**WHAT THE TASK REQUIRES**
Find every line in the records below that contains the word "Απόσταση", and copy each such line.

Stored data:
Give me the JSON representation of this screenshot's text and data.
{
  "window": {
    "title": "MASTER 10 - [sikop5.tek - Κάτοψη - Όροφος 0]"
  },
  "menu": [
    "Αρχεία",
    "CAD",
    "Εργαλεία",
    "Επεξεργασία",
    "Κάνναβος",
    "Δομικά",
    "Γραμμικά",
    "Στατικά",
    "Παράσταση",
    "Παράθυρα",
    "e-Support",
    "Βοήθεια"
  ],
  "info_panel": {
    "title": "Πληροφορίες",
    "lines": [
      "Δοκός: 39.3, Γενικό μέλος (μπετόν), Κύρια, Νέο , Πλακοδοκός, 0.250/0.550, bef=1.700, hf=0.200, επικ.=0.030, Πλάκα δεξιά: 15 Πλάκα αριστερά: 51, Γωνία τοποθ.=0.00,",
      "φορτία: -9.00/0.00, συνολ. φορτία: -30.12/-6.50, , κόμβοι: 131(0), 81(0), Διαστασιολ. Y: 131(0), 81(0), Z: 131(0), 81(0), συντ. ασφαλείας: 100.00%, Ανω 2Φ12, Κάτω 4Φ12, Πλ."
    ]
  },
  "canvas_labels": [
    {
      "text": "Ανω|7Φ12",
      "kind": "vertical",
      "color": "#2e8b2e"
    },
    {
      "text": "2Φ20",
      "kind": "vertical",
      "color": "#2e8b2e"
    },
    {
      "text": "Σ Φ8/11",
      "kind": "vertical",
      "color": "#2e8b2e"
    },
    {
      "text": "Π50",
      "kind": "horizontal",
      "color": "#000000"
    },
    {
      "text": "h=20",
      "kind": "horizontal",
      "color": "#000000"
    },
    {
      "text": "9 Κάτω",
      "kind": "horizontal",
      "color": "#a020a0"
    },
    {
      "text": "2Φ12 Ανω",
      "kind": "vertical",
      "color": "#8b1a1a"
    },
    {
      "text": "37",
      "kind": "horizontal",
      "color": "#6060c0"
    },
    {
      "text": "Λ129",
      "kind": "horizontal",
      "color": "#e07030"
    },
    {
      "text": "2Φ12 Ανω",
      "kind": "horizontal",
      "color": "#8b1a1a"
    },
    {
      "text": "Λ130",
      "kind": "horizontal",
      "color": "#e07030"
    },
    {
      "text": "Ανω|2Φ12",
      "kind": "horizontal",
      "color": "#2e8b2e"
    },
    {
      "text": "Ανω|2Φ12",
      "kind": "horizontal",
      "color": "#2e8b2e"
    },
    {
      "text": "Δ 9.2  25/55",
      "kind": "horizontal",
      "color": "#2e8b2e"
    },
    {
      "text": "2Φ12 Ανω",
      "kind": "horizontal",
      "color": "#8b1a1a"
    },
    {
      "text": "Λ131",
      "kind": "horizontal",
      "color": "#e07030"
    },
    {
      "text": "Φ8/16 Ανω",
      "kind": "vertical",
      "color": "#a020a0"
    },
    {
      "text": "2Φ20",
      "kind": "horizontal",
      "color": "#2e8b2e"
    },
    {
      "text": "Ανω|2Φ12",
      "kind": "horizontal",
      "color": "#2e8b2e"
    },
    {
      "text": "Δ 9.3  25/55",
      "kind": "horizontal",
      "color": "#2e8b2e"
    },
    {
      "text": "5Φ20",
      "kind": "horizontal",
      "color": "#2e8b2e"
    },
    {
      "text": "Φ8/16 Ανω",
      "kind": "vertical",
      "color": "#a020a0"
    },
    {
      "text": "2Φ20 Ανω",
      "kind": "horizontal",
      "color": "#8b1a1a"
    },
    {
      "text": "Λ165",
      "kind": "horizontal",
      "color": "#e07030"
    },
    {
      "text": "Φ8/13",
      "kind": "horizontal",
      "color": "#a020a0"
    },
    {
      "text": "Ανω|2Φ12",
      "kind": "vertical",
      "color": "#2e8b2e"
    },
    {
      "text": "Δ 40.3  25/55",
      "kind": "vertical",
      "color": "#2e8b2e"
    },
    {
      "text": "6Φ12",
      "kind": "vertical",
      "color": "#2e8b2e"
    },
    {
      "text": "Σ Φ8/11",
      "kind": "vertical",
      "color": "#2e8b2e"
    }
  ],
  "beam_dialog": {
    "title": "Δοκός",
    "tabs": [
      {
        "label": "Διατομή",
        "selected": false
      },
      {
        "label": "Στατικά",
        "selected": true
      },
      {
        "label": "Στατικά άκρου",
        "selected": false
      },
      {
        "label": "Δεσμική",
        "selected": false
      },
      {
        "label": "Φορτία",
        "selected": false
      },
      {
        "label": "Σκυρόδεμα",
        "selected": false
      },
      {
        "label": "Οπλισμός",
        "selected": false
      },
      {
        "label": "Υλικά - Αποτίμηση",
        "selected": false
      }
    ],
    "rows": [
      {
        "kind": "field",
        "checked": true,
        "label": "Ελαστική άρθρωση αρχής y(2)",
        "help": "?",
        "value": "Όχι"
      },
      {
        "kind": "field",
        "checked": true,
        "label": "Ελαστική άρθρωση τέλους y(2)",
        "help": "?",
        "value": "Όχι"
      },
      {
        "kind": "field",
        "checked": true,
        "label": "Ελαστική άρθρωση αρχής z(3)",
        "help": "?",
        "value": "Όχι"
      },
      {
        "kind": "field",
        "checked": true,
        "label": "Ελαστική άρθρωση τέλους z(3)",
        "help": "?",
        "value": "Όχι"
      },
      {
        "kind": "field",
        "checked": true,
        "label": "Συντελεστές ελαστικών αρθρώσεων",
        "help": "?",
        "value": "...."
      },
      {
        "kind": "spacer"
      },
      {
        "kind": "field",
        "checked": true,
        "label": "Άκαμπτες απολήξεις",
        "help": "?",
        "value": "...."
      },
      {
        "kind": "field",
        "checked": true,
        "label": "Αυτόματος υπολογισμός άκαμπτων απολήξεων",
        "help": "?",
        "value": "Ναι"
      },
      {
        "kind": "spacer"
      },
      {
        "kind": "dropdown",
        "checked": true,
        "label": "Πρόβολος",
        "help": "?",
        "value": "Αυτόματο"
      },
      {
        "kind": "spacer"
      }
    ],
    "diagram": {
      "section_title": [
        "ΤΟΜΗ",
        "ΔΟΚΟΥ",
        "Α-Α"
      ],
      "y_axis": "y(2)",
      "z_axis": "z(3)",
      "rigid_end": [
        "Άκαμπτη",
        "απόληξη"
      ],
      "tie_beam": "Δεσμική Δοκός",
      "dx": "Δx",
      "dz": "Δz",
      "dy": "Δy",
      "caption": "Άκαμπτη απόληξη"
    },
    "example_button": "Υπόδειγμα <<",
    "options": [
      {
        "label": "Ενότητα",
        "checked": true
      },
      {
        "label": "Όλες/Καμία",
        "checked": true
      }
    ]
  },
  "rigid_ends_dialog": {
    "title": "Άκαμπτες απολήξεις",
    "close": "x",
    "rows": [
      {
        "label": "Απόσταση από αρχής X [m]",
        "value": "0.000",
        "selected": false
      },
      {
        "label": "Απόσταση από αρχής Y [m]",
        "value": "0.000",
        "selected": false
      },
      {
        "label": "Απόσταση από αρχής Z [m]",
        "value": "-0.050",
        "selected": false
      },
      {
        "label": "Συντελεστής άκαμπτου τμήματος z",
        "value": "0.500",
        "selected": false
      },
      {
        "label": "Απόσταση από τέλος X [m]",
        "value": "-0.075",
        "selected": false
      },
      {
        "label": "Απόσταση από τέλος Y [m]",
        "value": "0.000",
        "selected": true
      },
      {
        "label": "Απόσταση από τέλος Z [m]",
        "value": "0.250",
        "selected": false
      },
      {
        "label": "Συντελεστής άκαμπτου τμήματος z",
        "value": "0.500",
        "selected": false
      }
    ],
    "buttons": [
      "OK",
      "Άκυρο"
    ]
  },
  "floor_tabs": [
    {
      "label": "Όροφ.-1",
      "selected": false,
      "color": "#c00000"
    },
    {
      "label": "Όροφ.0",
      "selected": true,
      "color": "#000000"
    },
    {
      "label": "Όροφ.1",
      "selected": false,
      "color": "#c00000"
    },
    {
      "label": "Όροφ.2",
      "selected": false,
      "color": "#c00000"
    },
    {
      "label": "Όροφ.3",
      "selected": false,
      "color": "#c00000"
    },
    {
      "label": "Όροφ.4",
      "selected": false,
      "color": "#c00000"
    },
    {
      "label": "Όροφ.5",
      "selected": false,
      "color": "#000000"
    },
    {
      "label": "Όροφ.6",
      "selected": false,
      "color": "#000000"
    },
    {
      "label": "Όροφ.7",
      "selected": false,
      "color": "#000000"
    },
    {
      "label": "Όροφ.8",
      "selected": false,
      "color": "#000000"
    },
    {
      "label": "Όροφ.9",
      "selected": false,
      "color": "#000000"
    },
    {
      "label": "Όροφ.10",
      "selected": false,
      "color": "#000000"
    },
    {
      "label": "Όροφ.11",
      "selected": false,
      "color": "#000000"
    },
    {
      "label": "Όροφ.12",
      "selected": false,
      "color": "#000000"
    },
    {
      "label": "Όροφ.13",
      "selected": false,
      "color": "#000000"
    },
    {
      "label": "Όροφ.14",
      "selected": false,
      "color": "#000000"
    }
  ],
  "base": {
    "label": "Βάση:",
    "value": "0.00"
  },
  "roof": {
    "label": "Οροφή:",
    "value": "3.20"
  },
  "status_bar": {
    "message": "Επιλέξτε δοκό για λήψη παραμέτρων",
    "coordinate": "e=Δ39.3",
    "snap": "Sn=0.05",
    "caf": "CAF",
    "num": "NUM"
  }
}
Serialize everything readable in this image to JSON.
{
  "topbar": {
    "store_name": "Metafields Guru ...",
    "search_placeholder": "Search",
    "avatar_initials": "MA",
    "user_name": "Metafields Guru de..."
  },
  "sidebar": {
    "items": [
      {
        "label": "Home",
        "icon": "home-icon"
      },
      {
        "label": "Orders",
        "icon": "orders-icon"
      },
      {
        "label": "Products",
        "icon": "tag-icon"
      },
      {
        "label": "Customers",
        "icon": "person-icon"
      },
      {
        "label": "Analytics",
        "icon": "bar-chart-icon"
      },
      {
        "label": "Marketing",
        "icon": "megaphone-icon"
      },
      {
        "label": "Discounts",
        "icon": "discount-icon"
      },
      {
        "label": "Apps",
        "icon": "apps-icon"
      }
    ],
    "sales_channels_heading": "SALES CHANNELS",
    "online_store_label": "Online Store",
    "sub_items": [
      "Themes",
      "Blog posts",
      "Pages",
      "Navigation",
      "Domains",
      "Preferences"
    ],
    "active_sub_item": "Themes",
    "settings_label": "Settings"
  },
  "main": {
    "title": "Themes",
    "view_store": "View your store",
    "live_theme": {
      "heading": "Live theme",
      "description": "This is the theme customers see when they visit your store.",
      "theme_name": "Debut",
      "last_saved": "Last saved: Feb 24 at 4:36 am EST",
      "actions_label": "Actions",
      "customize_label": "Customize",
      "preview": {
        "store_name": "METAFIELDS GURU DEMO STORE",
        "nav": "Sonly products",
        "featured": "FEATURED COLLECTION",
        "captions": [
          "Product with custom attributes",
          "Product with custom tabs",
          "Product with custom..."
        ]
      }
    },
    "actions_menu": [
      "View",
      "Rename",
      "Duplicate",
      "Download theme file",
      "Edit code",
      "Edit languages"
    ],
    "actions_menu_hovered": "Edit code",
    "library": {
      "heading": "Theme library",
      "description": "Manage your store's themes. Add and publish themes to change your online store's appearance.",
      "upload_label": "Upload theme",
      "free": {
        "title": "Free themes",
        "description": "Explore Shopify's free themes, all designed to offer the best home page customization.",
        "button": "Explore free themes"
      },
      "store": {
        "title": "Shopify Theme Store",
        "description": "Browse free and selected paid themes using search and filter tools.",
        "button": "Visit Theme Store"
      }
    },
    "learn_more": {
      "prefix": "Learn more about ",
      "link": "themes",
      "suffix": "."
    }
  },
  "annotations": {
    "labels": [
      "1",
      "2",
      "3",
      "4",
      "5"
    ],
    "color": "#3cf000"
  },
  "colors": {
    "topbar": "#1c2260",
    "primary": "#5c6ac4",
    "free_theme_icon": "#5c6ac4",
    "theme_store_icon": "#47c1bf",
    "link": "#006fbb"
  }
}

**FINAL RESULT**
        "label": "Απόσταση από αρχής X [m]",
        "label": "Απόσταση από αρχής Y [m]",
        "label": "Απόσταση από αρχής Z [m]",
        "label": "Απόσταση από τέλος X [m]",
        "label": "Απόσταση από τέλος Y [m]",
        "label": "Απόσταση από τέλος Z [m]",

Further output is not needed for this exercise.